#### Task to carry out:
Find the word "text" in the records below. List each line containing it.

===== The input =====

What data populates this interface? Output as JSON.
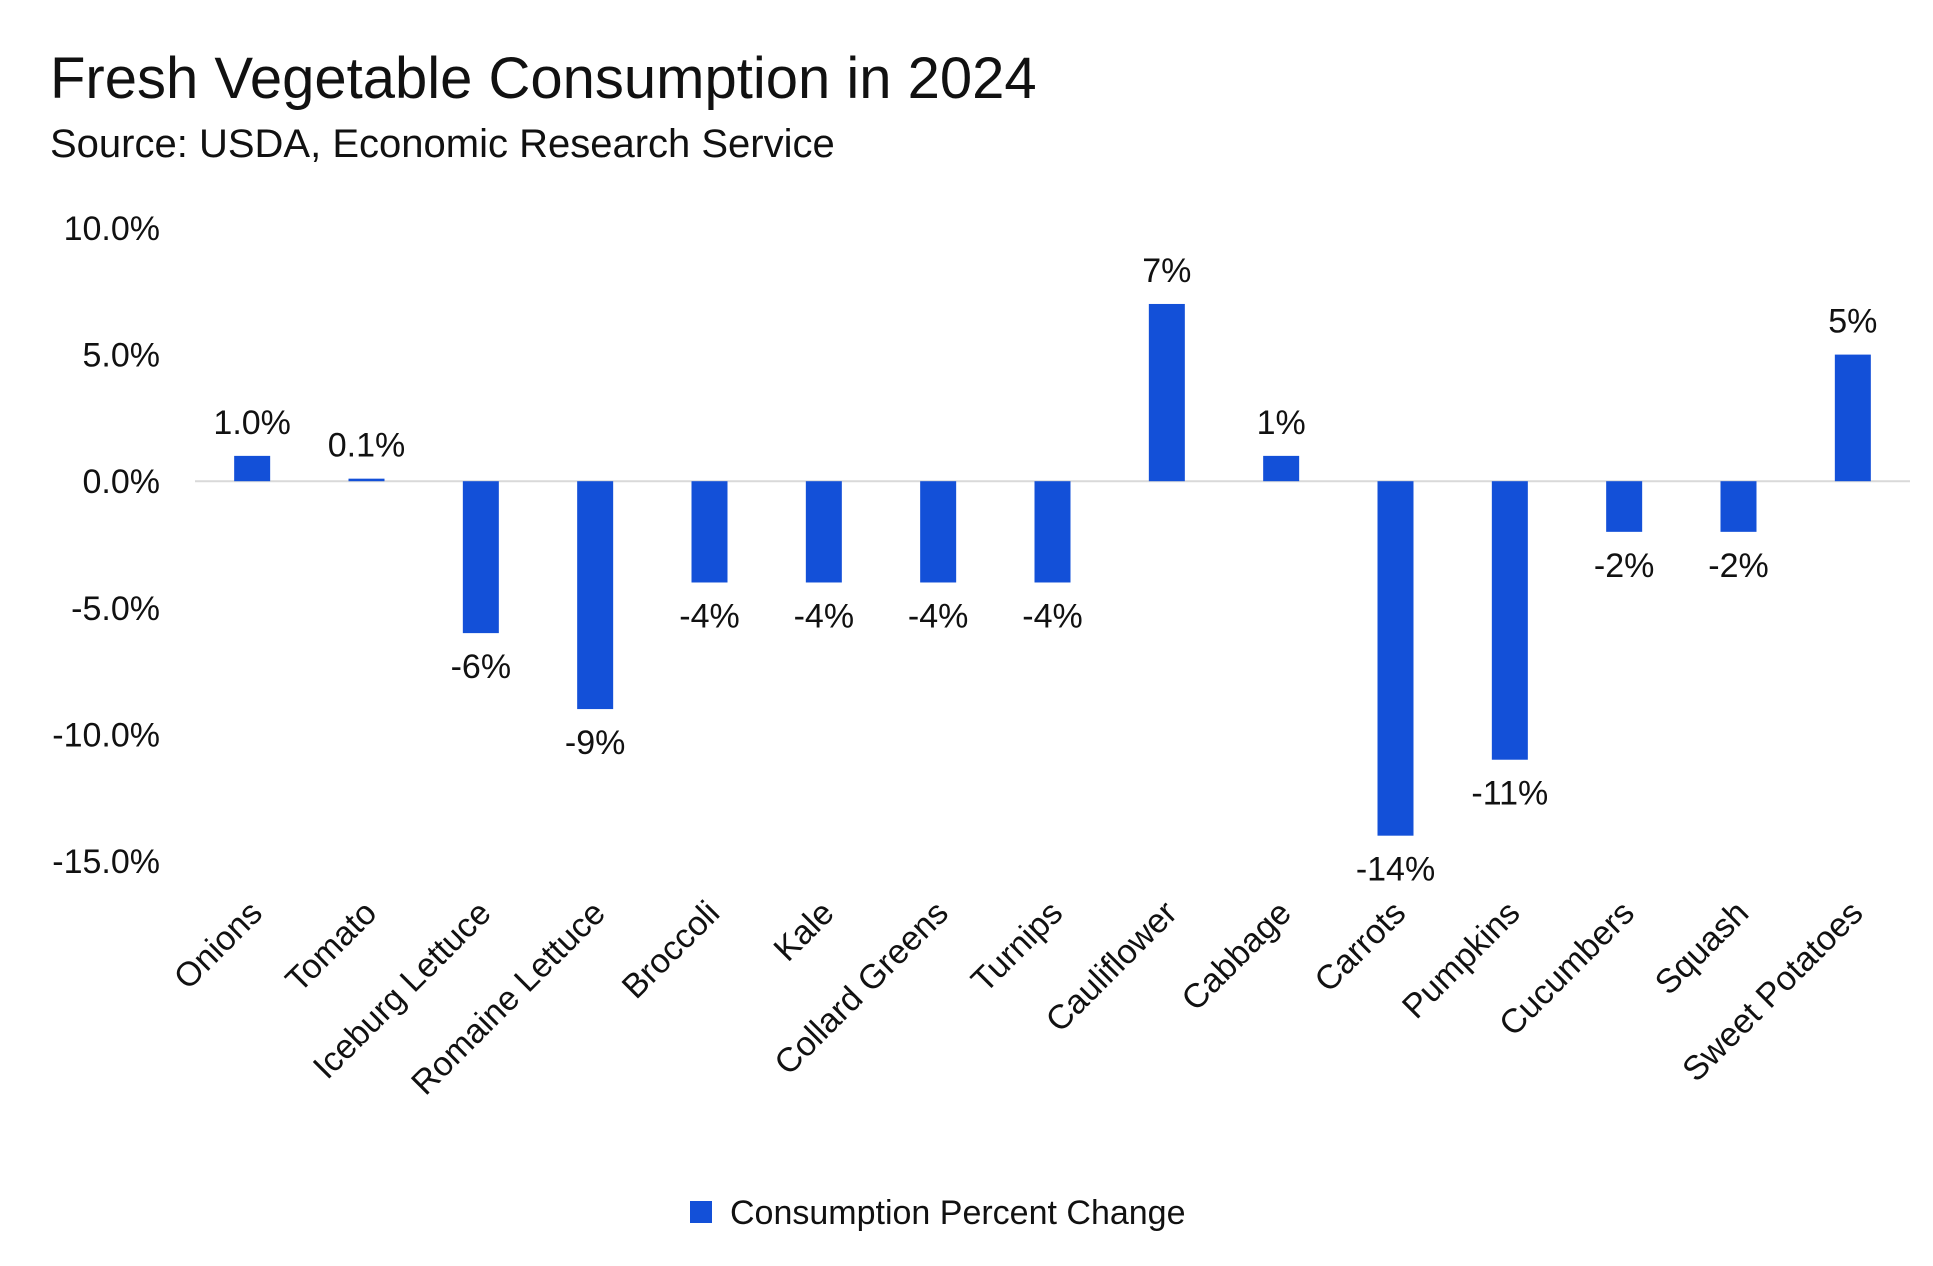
{
  "chart_data": {
    "type": "bar",
    "title": "Fresh Vegetable Consumption in 2024",
    "subtitle": "Source: USDA, Economic Research Service",
    "categories": [
      "Onions",
      "Tomato",
      "Iceburg Lettuce",
      "Romaine Lettuce",
      "Broccoli",
      "Kale",
      "Collard Greens",
      "Turnips",
      "Cauliflower",
      "Cabbage",
      "Carrots",
      "Pumpkins",
      "Cucumbers",
      "Squash",
      "Sweet Potatoes"
    ],
    "series": [
      {
        "name": "Consumption Percent Change",
        "values": [
          1.0,
          0.1,
          -6,
          -9,
          -4,
          -4,
          -4,
          -4,
          7,
          1,
          -14,
          -11,
          -2,
          -2,
          5
        ],
        "data_labels": [
          "1.0%",
          "0.1%",
          "-6%",
          "-9%",
          "-4%",
          "-4%",
          "-4%",
          "-4%",
          "7%",
          "1%",
          "-14%",
          "-11%",
          "-2%",
          "-2%",
          "5%"
        ]
      }
    ],
    "y_ticks": [
      10,
      5,
      0,
      -5,
      -10,
      -15
    ],
    "y_tick_labels": [
      "10.0%",
      "5.0%",
      "0.0%",
      "-5.0%",
      "-10.0%",
      "-15.0%"
    ],
    "ylim": [
      -15,
      10
    ],
    "xlabel": "",
    "ylabel": "",
    "grid": false,
    "legend_position": "bottom-center",
    "colors": {
      "bar": "#1350d8",
      "zero_line": "#d9d9d9",
      "text": "#111111"
    }
  }
}
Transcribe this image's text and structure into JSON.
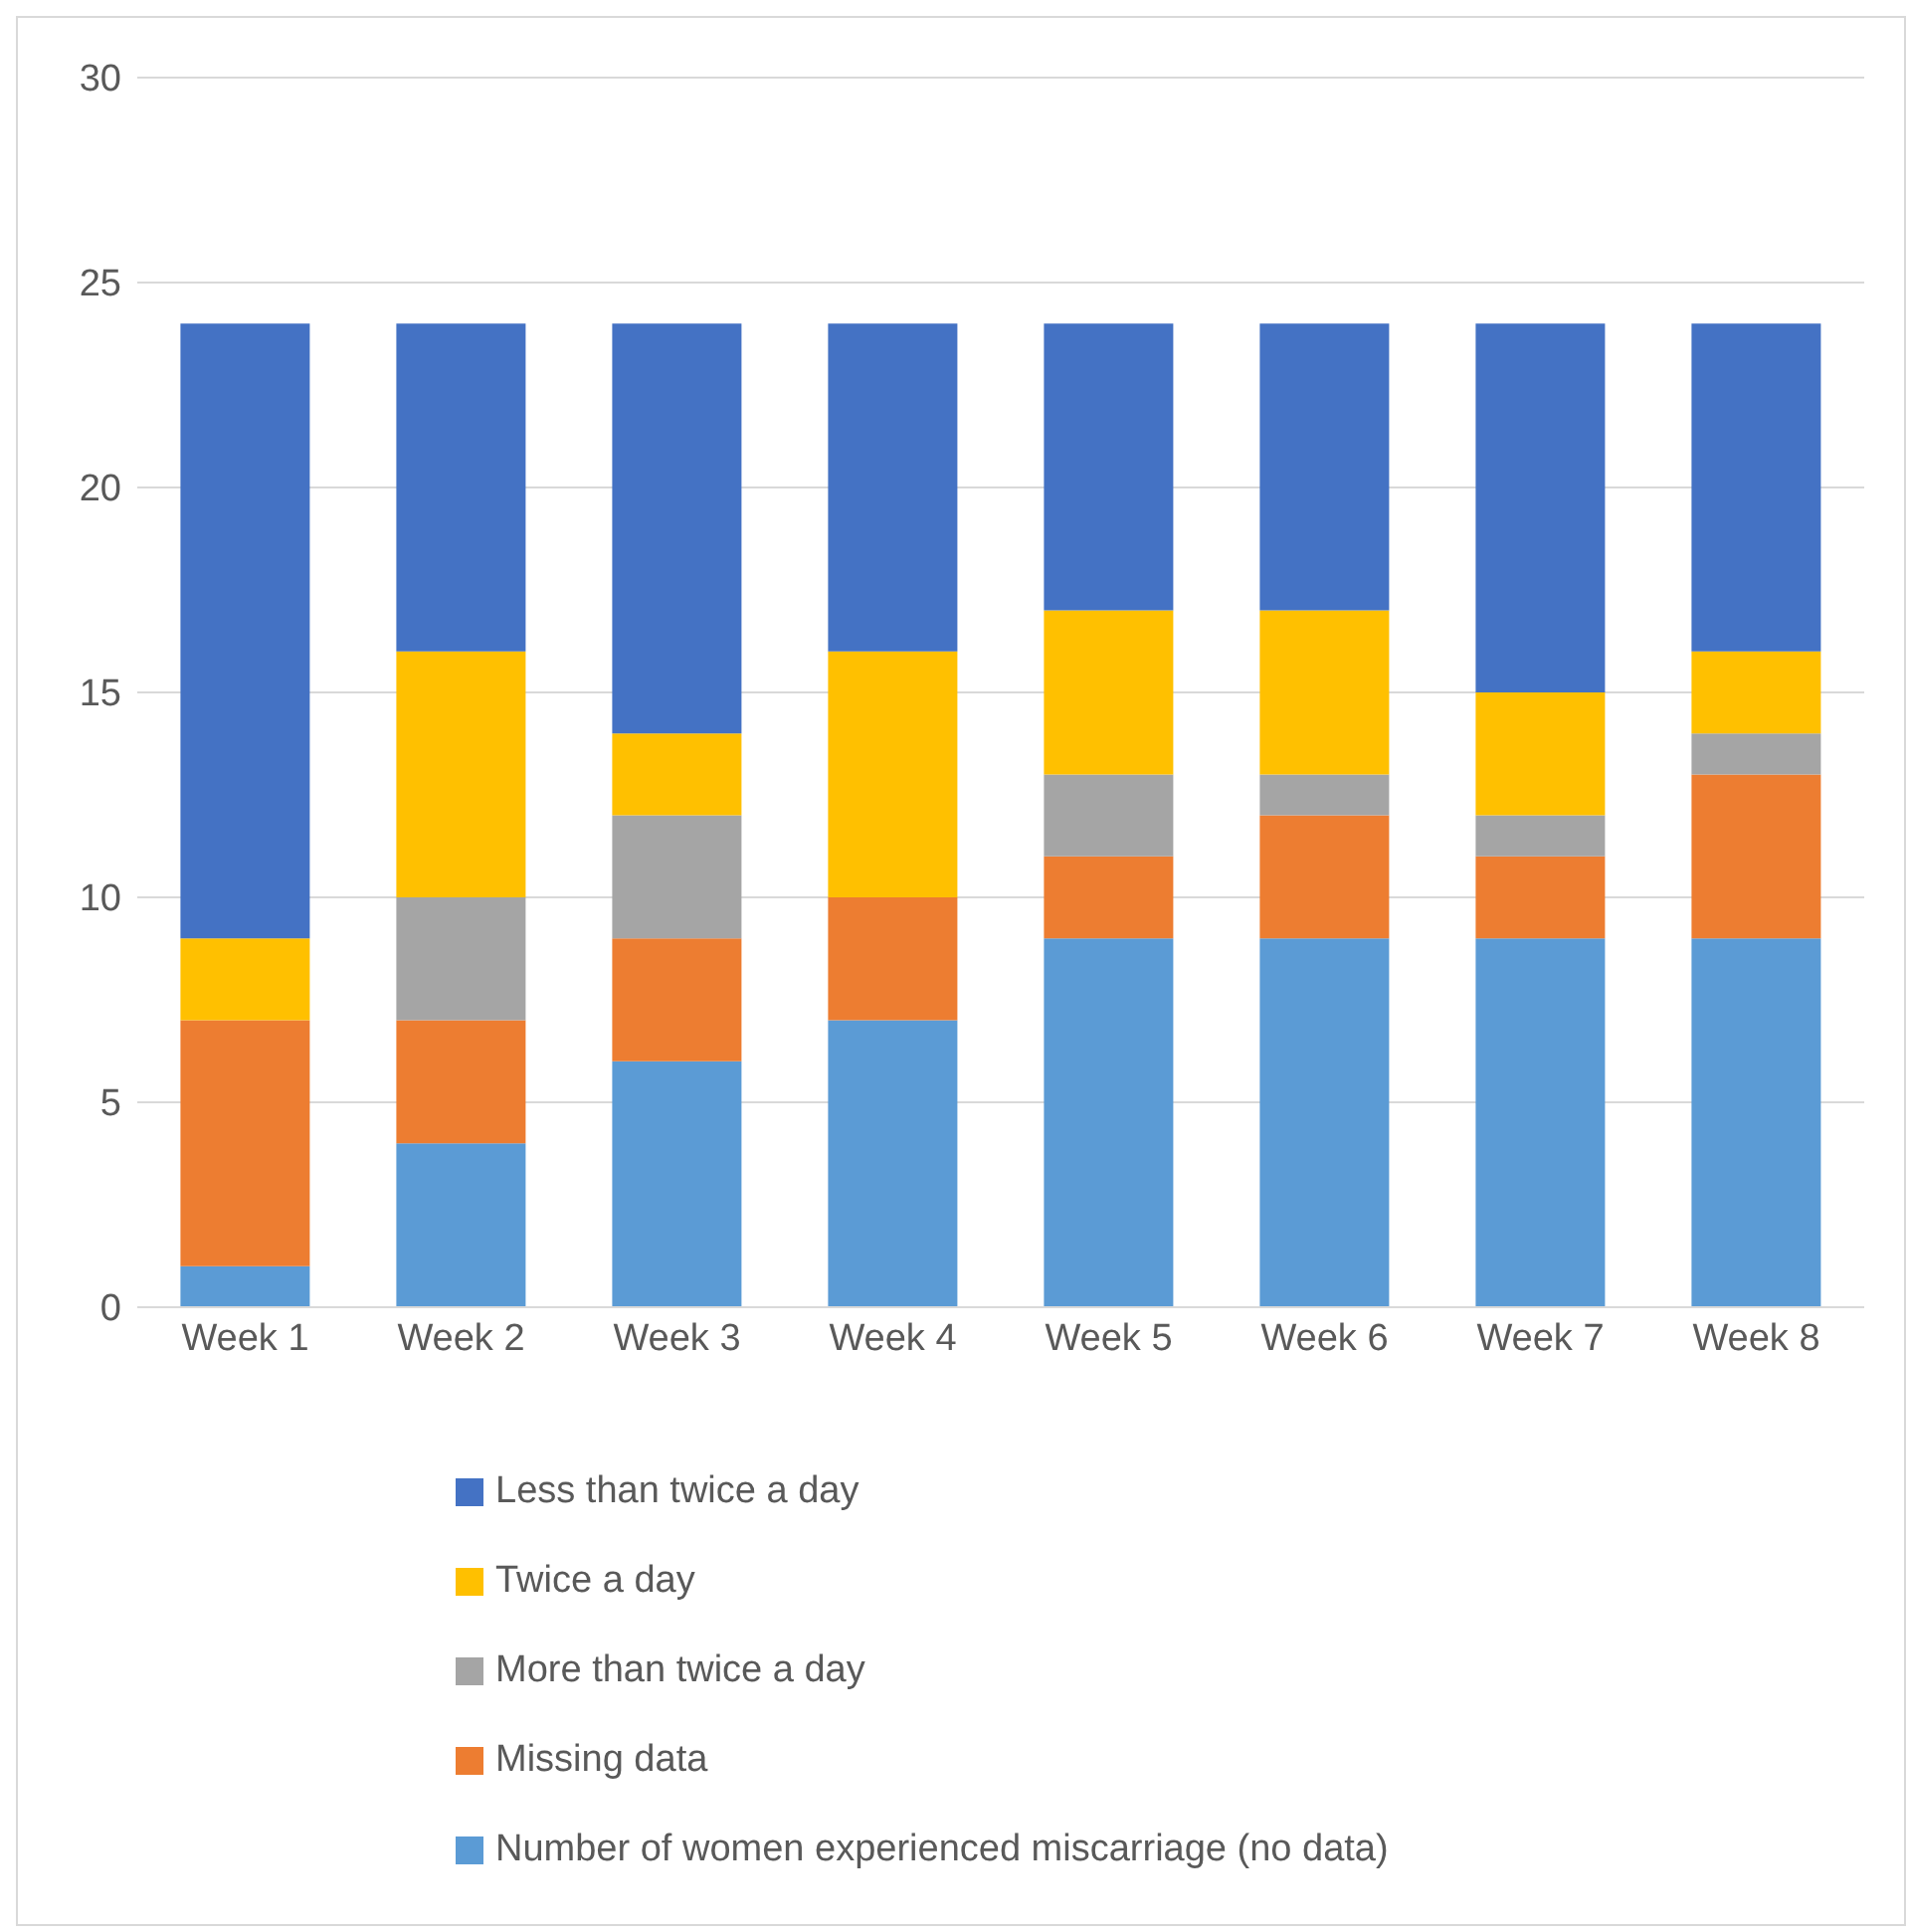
{
  "chart_data": {
    "type": "bar",
    "stacked": true,
    "categories": [
      "Week 1",
      "Week 2",
      "Week 3",
      "Week 4",
      "Week 5",
      "Week 6",
      "Week 7",
      "Week 8"
    ],
    "series": [
      {
        "name": "Number of women experienced miscarriage (no data)",
        "color": "#5b9bd5",
        "values": [
          1,
          4,
          6,
          7,
          9,
          9,
          9,
          9
        ]
      },
      {
        "name": "Missing data",
        "color": "#ed7d31",
        "values": [
          6,
          3,
          3,
          3,
          2,
          3,
          2,
          4
        ]
      },
      {
        "name": "More than twice a day",
        "color": "#a5a5a5",
        "values": [
          0,
          3,
          3,
          0,
          2,
          1,
          1,
          1
        ]
      },
      {
        "name": "Twice a day",
        "color": "#ffc000",
        "values": [
          2,
          6,
          2,
          6,
          4,
          4,
          3,
          2
        ]
      },
      {
        "name": "Less than twice a day",
        "color": "#4472c4",
        "values": [
          15,
          8,
          10,
          8,
          7,
          7,
          9,
          8
        ]
      }
    ],
    "ylim": [
      0,
      30
    ],
    "yticks": [
      0,
      5,
      10,
      15,
      20,
      25,
      30
    ],
    "grid": "y",
    "legend": "bottom"
  }
}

=====

#### Reply to the exercise:
      "text": "#111111"
Transcribe this image's text and structure into JSON.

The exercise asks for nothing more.